**What you should do:** Copy every line of the records below, word for word, leaving out the pictures.

Element position data
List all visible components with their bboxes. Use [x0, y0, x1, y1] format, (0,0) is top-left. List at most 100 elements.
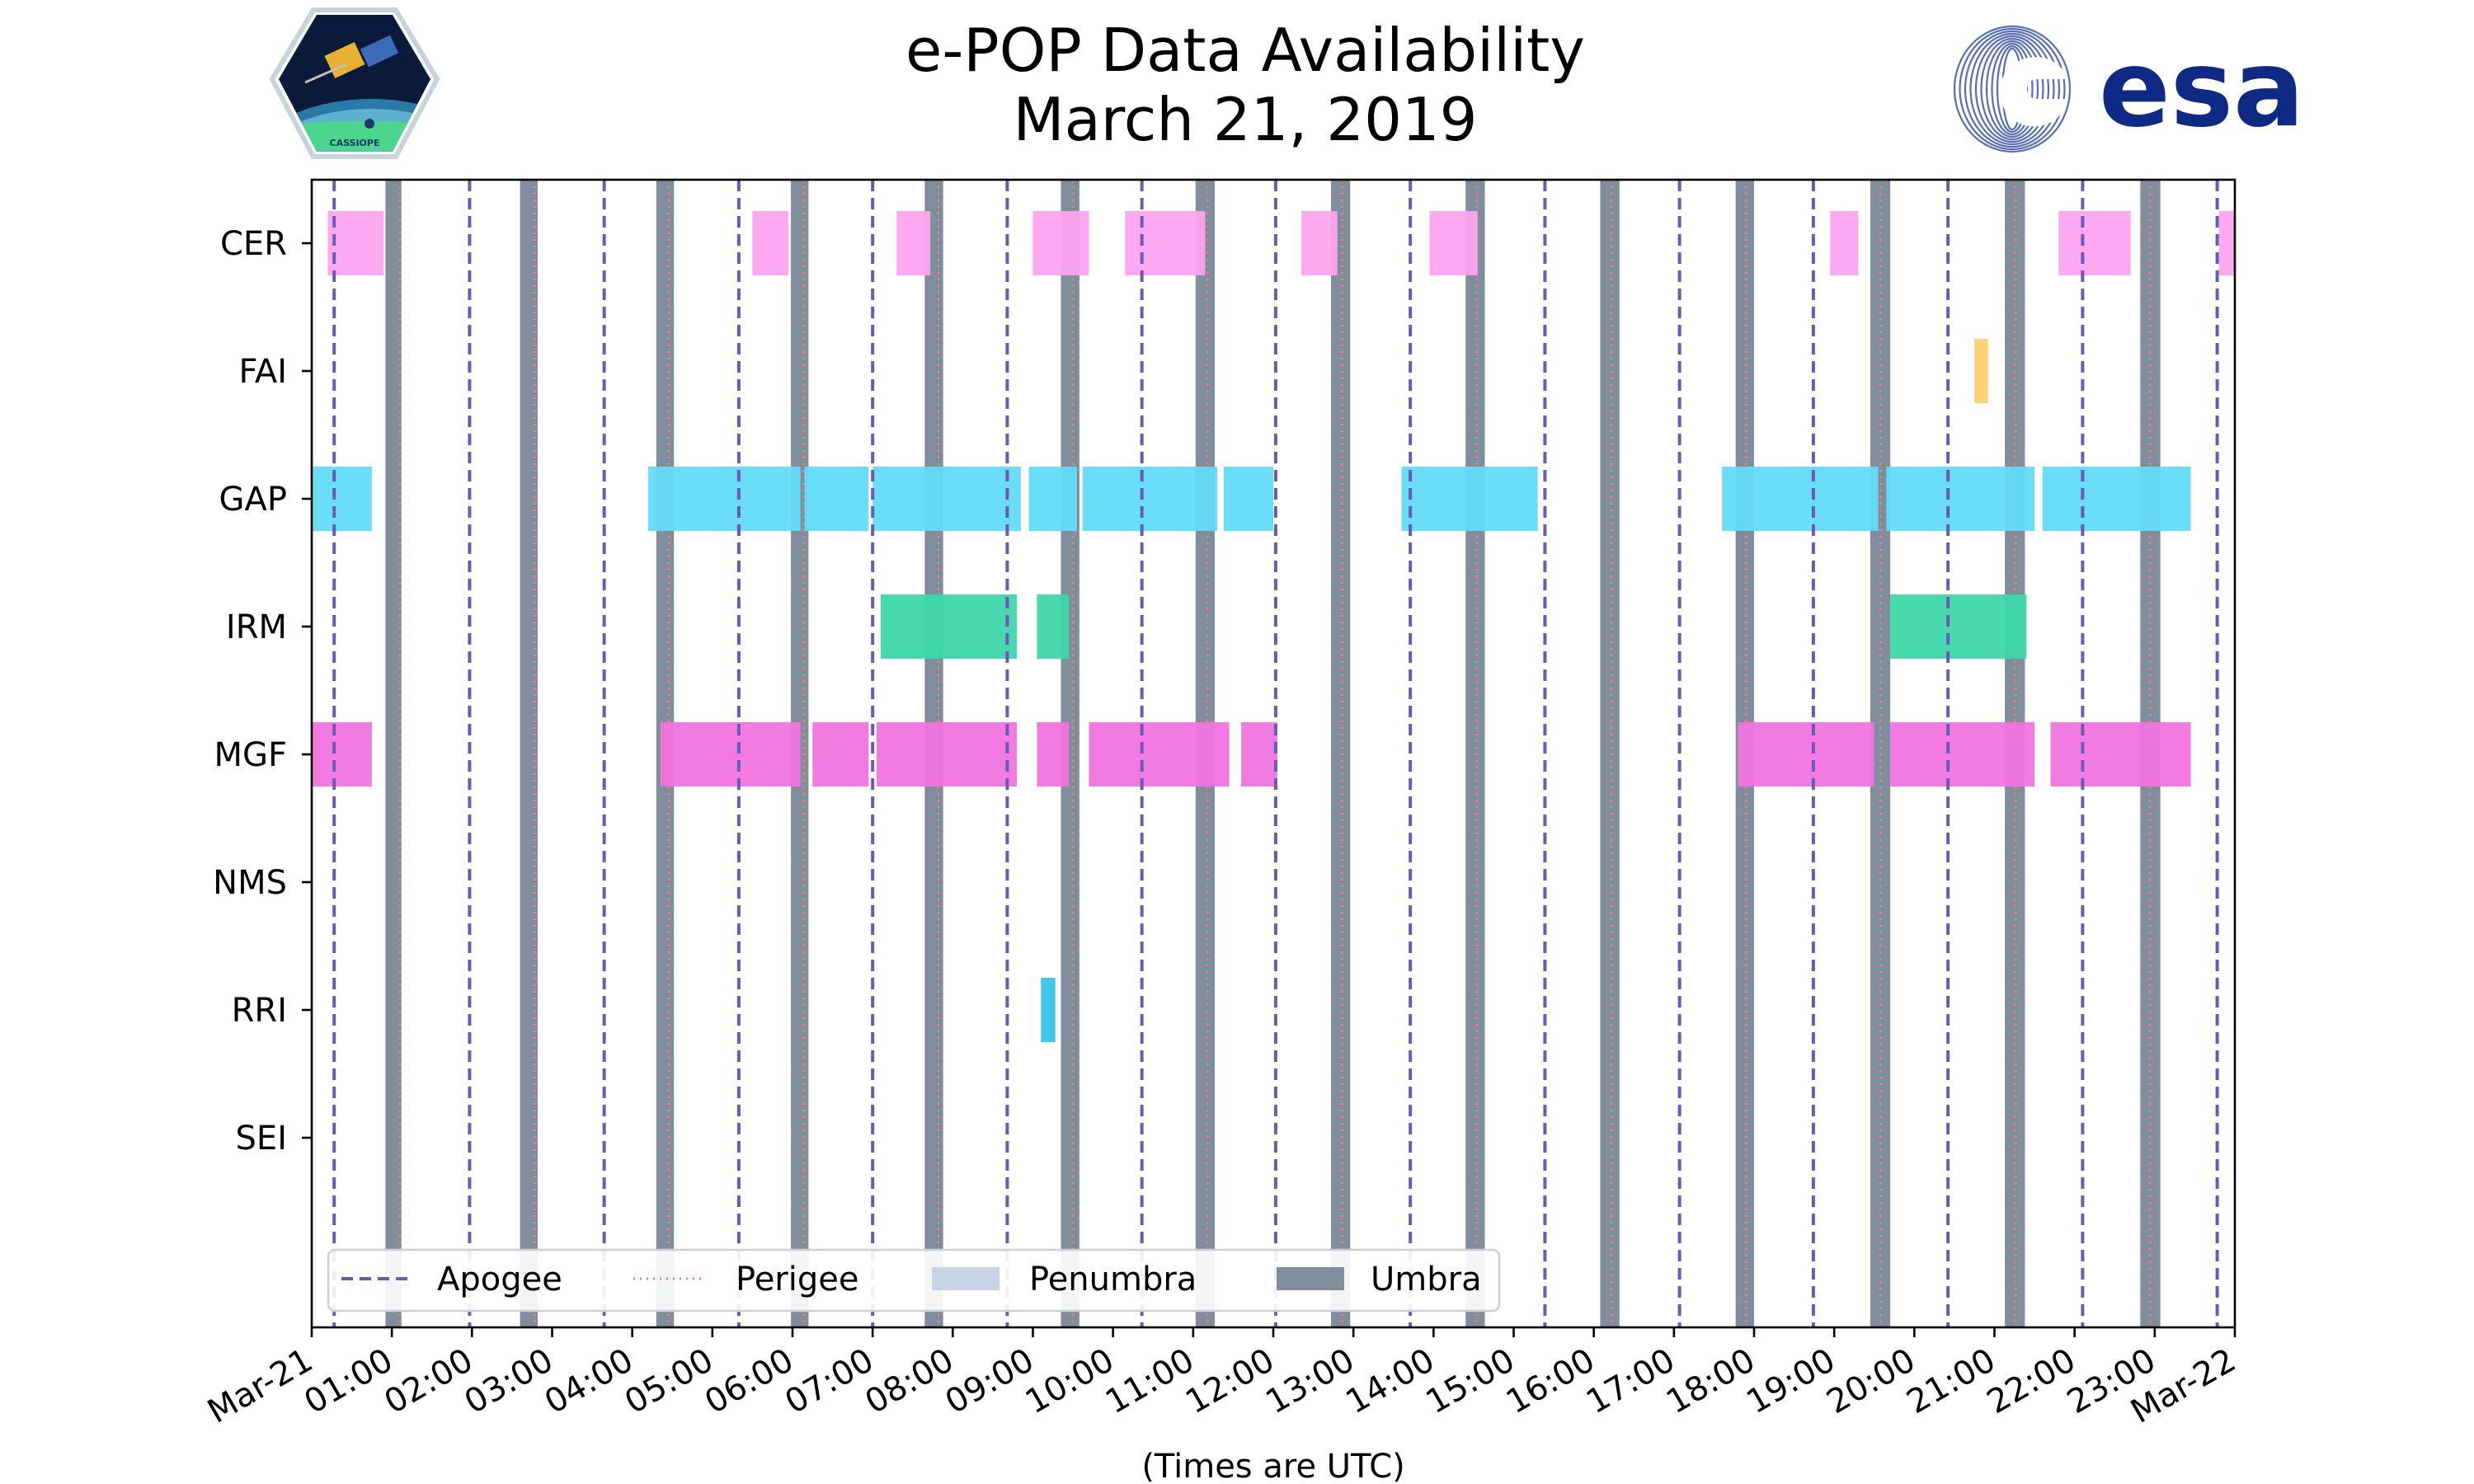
- data-bar-gap: [312, 467, 372, 531]
- data-bar-gap: [1028, 467, 1077, 531]
- x-tick-label: 12:00: [1179, 1341, 1281, 1421]
- data-bar-cer: [1429, 211, 1478, 275]
- legend-swatch-penumbra: [932, 1267, 999, 1290]
- data-bars: [312, 211, 2235, 1042]
- y-tick-label-cer: CER: [220, 225, 287, 263]
- chart-subtitle: March 21, 2019: [1014, 85, 1478, 154]
- data-bar-mgf: [1890, 722, 2035, 787]
- data-bar-mgf: [312, 722, 372, 787]
- y-tick-label-mgf: MGF: [214, 736, 287, 774]
- data-bar-mgf: [2050, 722, 2191, 787]
- x-tick-label: 03:00: [459, 1341, 560, 1421]
- esa-logo-text: esa: [2099, 28, 2304, 151]
- x-tick-label: 08:00: [858, 1341, 960, 1421]
- x-tick-label: 02:00: [378, 1341, 479, 1421]
- esa-logo-arc: [1974, 35, 2050, 143]
- esa-logo-arc: [1953, 25, 2072, 153]
- data-bar-irm: [1037, 594, 1070, 659]
- x-tick-label: 18:00: [1660, 1341, 1761, 1421]
- esa-logo: esa: [1953, 25, 2304, 153]
- esa-logo-arc: [1969, 32, 2055, 146]
- x-tick-label: 13:00: [1259, 1341, 1361, 1421]
- data-bar-cer: [752, 211, 789, 275]
- data-bar-mgf: [1738, 722, 1874, 787]
- data-bar-irm: [1890, 594, 2027, 659]
- data-bar-gap: [648, 467, 801, 531]
- data-bar-gap: [1082, 467, 1217, 531]
- y-tick-label-nms: NMS: [213, 864, 287, 902]
- legend-label-penumbra: Penumbra: [1029, 1261, 1197, 1298]
- cassiope-logo-text: CASSIOPE: [330, 138, 380, 148]
- data-bar-cer: [1032, 211, 1089, 275]
- data-bar-gap: [1886, 467, 2035, 531]
- x-axis-label: (Times are UTC): [1141, 1448, 1404, 1484]
- satellite-icon: [304, 35, 399, 84]
- chart-title: e-POP Data Availability: [905, 16, 1585, 85]
- y-axis: CER FAI GAP IRM MGF NMS RRI SEI: [213, 225, 312, 1158]
- x-tick-label: 11:00: [1099, 1341, 1201, 1421]
- data-bar-fai: [1974, 339, 1988, 403]
- data-bar-mgf: [1241, 722, 1277, 787]
- x-tick-label: 21:00: [1901, 1341, 2002, 1421]
- y-tick-label-fai: FAI: [239, 353, 288, 391]
- data-bar-cer: [1830, 211, 1859, 275]
- legend-label-apogee: Apogee: [437, 1261, 562, 1298]
- x-tick-label: 05:00: [618, 1341, 720, 1421]
- esa-logo-arc: [1964, 30, 2061, 148]
- apogee-lines: [332, 180, 2219, 1327]
- legend-swatch-umbra: [1277, 1267, 1344, 1290]
- data-bar-mgf: [1037, 722, 1070, 787]
- data-bar-mgf: [877, 722, 1018, 787]
- esa-logo-e-mark: [1999, 57, 2068, 127]
- data-bar-gap: [1223, 467, 1273, 531]
- x-tick-label: 06:00: [698, 1341, 800, 1421]
- data-bar-gap: [1722, 467, 1879, 531]
- x-tick-label: 14:00: [1339, 1341, 1441, 1421]
- esa-logo-arc: [1985, 40, 2039, 139]
- y-tick-label-rri: RRI: [232, 992, 287, 1030]
- esa-logo-arc: [1980, 37, 2044, 141]
- x-tick-label: 04:00: [539, 1341, 640, 1421]
- umbra-band: [520, 180, 539, 1327]
- x-tick-label: 15:00: [1420, 1341, 1522, 1421]
- data-bar-mgf: [812, 722, 869, 787]
- x-tick-label: 10:00: [1019, 1341, 1121, 1421]
- x-tick-label: 19:00: [1740, 1341, 1841, 1421]
- x-tick-label: 22:00: [1981, 1341, 2082, 1421]
- x-tick-label: 20:00: [1820, 1341, 1921, 1421]
- data-bar-cer: [2058, 211, 2131, 275]
- esa-logo-arc: [1991, 42, 2034, 136]
- y-tick-label-irm: IRM: [226, 608, 287, 646]
- data-bar-cer: [327, 211, 384, 275]
- legend-box: [327, 1248, 1501, 1313]
- x-tick-label: 16:00: [1500, 1341, 1602, 1421]
- data-bar-rri: [1041, 978, 1056, 1042]
- data-bar-irm: [880, 594, 1018, 659]
- umbra-band: [385, 180, 402, 1327]
- umbra-band: [1600, 180, 1620, 1327]
- data-bar-gap: [1401, 467, 1538, 531]
- x-tick-label: 09:00: [939, 1341, 1041, 1421]
- data-bar-cer: [896, 211, 931, 275]
- data-bar-cer: [1125, 211, 1206, 275]
- x-tick-label: 07:00: [778, 1341, 880, 1421]
- legend-label-umbra: Umbra: [1371, 1261, 1482, 1298]
- legend-label-perigee: Perigee: [736, 1261, 858, 1298]
- legend: Apogee Perigee Penumbra Umbra: [327, 1248, 1501, 1313]
- esa-logo-arc: [1959, 27, 2066, 151]
- x-tick-label: 17:00: [1580, 1341, 1681, 1421]
- data-bar-cer: [1301, 211, 1338, 275]
- data-bar-gap: [804, 467, 869, 531]
- x-tick-label: 01:00: [298, 1341, 399, 1421]
- data-bar-cer: [2218, 211, 2235, 275]
- data-bar-gap: [872, 467, 1021, 531]
- x-axis: Mar-2101:0002:0003:0004:0005:0006:0007:0…: [201, 1327, 2242, 1431]
- y-tick-label-gap: GAP: [219, 481, 287, 519]
- data-bar-mgf: [660, 722, 801, 787]
- data-bar-mgf: [1089, 722, 1230, 787]
- data-bar-gap: [2042, 467, 2191, 531]
- y-tick-label-sei: SEI: [236, 1120, 287, 1158]
- umbra-band: [1330, 180, 1351, 1327]
- umbra-band: [1465, 180, 1485, 1327]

**Solution to this exercise:**
List all visible components with their bboxes. Use [x0, y0, x1, y1] format, (0,0) is top-left. List at most 100 elements.
- data-bar-gap: [312, 467, 372, 531]
- data-bar-gap: [1028, 467, 1077, 531]
- x-tick-label: 12:00: [1179, 1341, 1281, 1421]
- data-bar-cer: [1429, 211, 1478, 275]
- legend-swatch-penumbra: [932, 1267, 999, 1290]
- data-bars: [312, 211, 2235, 1042]
- y-tick-label-cer: CER: [220, 225, 287, 263]
- chart-subtitle: March 21, 2019: [1014, 85, 1478, 154]
- data-bar-mgf: [1890, 722, 2035, 787]
- data-bar-mgf: [312, 722, 372, 787]
- y-tick-label-mgf: MGF: [214, 736, 287, 774]
- data-bar-mgf: [2050, 722, 2191, 787]
- x-tick-label: 03:00: [459, 1341, 560, 1421]
- esa-logo-text: esa: [2099, 28, 2304, 151]
- x-tick-label: 08:00: [858, 1341, 960, 1421]
- x-tick-label: 02:00: [378, 1341, 479, 1421]
- esa-logo-arc: [1974, 35, 2050, 143]
- esa-logo-arc: [1953, 25, 2072, 153]
- data-bar-irm: [1037, 594, 1070, 659]
- x-tick-label: 18:00: [1660, 1341, 1761, 1421]
- esa-logo: esa: [1953, 25, 2304, 153]
- esa-logo-arc: [1969, 32, 2055, 146]
- x-tick-label: 13:00: [1259, 1341, 1361, 1421]
- data-bar-cer: [752, 211, 789, 275]
- data-bar-mgf: [1738, 722, 1874, 787]
- data-bar-irm: [1890, 594, 2027, 659]
- data-bar-gap: [648, 467, 801, 531]
- data-bar-gap: [1082, 467, 1217, 531]
- y-tick-label-nms: NMS: [213, 864, 287, 902]
- legend-label-penumbra: Penumbra: [1029, 1261, 1197, 1298]
- cassiope-logo-text: CASSIOPE: [330, 138, 380, 148]
- data-bar-cer: [1032, 211, 1089, 275]
- data-bar-gap: [1886, 467, 2035, 531]
- x-axis-label: (Times are UTC): [1141, 1448, 1404, 1484]
- satellite-icon: [304, 35, 399, 84]
- chart-title: e-POP Data Availability: [905, 16, 1585, 85]
- y-axis: CER FAI GAP IRM MGF NMS RRI SEI: [213, 225, 312, 1158]
- x-tick-label: 11:00: [1099, 1341, 1201, 1421]
- data-bar-fai: [1974, 339, 1988, 403]
- data-bar-mgf: [1241, 722, 1277, 787]
- x-tick-label: 21:00: [1901, 1341, 2002, 1421]
- y-tick-label-fai: FAI: [239, 353, 288, 391]
- data-bar-cer: [1830, 211, 1859, 275]
- legend-label-apogee: Apogee: [437, 1261, 562, 1298]
- x-tick-label: 05:00: [618, 1341, 720, 1421]
- esa-logo-arc: [1964, 30, 2061, 148]
- apogee-lines: [332, 180, 2219, 1327]
- legend-swatch-umbra: [1277, 1267, 1344, 1290]
- data-bar-mgf: [1037, 722, 1070, 787]
- data-bar-mgf: [877, 722, 1018, 787]
- esa-logo-e-mark: [1999, 57, 2068, 127]
- data-bar-gap: [1223, 467, 1273, 531]
- x-tick-label: 06:00: [698, 1341, 800, 1421]
- data-bar-gap: [1722, 467, 1879, 531]
- x-tick-label: 14:00: [1339, 1341, 1441, 1421]
- esa-logo-arc: [1985, 40, 2039, 139]
- y-tick-label-rri: RRI: [232, 992, 287, 1030]
- esa-logo-arc: [1980, 37, 2044, 141]
- x-tick-label: 04:00: [539, 1341, 640, 1421]
- umbra-band: [520, 180, 539, 1327]
- x-tick-label: 15:00: [1420, 1341, 1522, 1421]
- data-bar-mgf: [812, 722, 869, 787]
- x-tick-label: 10:00: [1019, 1341, 1121, 1421]
- x-tick-label: 19:00: [1740, 1341, 1841, 1421]
- x-tick-label: 22:00: [1981, 1341, 2082, 1421]
- x-tick-label: 20:00: [1820, 1341, 1921, 1421]
- data-bar-cer: [2058, 211, 2131, 275]
- esa-logo-arc: [1991, 42, 2034, 136]
- y-tick-label-irm: IRM: [226, 608, 287, 646]
- data-bar-cer: [327, 211, 384, 275]
- legend-box: [327, 1248, 1501, 1313]
- x-tick-label: 16:00: [1500, 1341, 1602, 1421]
- data-bar-rri: [1041, 978, 1056, 1042]
- data-bar-irm: [880, 594, 1018, 659]
- umbra-band: [385, 180, 402, 1327]
- umbra-band: [1600, 180, 1620, 1327]
- data-bar-gap: [1401, 467, 1538, 531]
- x-tick-label: 09:00: [939, 1341, 1041, 1421]
- data-bar-cer: [896, 211, 931, 275]
- data-bar-cer: [1125, 211, 1206, 275]
- x-tick-label: 07:00: [778, 1341, 880, 1421]
- legend-label-umbra: Umbra: [1371, 1261, 1482, 1298]
- legend-label-perigee: Perigee: [736, 1261, 858, 1298]
- legend: Apogee Perigee Penumbra Umbra: [327, 1248, 1501, 1313]
- esa-logo-arc: [1959, 27, 2066, 151]
- x-tick-label: 17:00: [1580, 1341, 1681, 1421]
- data-bar-cer: [1301, 211, 1338, 275]
- data-bar-gap: [804, 467, 869, 531]
- x-tick-label: 01:00: [298, 1341, 399, 1421]
- data-bar-cer: [2218, 211, 2235, 275]
- data-bar-gap: [872, 467, 1021, 531]
- x-axis: Mar-2101:0002:0003:0004:0005:0006:0007:0…: [201, 1327, 2242, 1431]
- y-tick-label-gap: GAP: [219, 481, 287, 519]
- data-bar-mgf: [660, 722, 801, 787]
- data-bar-mgf: [1089, 722, 1230, 787]
- data-bar-gap: [2042, 467, 2191, 531]
- y-tick-label-sei: SEI: [236, 1120, 287, 1158]
- umbra-band: [1330, 180, 1351, 1327]
- umbra-band: [1465, 180, 1485, 1327]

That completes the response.